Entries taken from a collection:
──────

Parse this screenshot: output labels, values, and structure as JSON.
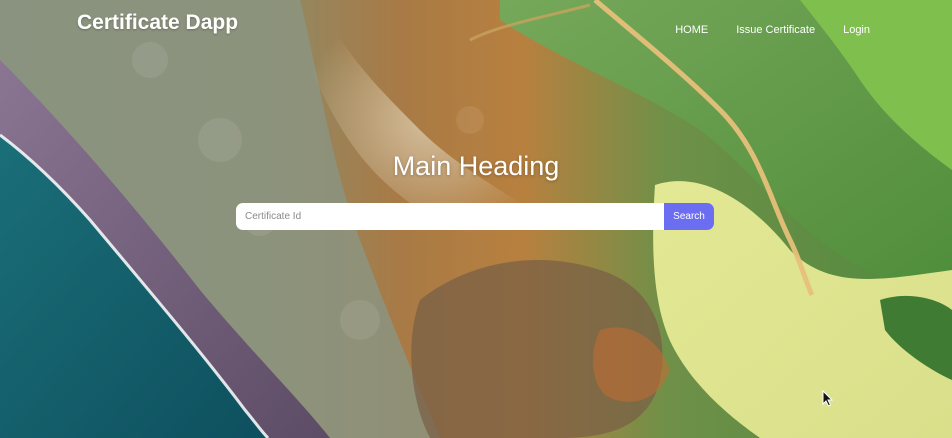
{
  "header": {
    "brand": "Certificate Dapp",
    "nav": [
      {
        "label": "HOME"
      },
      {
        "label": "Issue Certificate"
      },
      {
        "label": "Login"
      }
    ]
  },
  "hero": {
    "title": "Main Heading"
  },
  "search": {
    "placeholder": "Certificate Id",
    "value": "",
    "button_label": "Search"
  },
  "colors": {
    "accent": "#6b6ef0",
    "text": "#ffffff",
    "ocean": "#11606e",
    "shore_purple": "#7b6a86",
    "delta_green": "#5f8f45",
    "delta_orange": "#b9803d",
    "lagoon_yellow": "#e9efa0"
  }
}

──────

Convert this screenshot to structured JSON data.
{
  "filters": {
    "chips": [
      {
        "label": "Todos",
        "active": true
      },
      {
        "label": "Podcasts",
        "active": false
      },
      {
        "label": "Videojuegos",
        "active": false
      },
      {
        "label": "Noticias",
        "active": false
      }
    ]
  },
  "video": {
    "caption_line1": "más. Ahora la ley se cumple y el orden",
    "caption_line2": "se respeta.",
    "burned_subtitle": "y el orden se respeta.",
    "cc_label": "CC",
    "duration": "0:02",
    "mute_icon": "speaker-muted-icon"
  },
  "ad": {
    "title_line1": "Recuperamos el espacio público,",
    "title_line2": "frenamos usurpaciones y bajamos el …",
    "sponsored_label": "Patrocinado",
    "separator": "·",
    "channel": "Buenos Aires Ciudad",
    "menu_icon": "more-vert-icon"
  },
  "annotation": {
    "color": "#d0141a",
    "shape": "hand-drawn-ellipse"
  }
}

──────

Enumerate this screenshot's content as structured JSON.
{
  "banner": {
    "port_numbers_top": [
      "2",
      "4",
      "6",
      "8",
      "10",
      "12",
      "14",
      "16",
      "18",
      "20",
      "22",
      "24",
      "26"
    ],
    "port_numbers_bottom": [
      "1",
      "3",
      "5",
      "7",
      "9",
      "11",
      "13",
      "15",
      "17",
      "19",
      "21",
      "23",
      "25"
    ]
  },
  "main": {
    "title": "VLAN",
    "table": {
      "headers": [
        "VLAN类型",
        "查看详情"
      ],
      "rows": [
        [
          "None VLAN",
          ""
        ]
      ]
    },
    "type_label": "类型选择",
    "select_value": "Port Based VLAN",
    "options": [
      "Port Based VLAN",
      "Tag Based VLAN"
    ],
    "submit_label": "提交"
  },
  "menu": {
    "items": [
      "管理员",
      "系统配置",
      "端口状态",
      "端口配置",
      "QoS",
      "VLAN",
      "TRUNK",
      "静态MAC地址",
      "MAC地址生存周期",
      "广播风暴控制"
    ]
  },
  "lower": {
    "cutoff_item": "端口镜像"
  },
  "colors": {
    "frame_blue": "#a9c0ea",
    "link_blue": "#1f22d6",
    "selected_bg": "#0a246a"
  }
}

──────

- **Requirement**:
Pull every line containing "structured" out of the records.

- **Written solution**:
Convert this screenshot to structured JSON data.
Enumerate this screenshot's content as structured JSON.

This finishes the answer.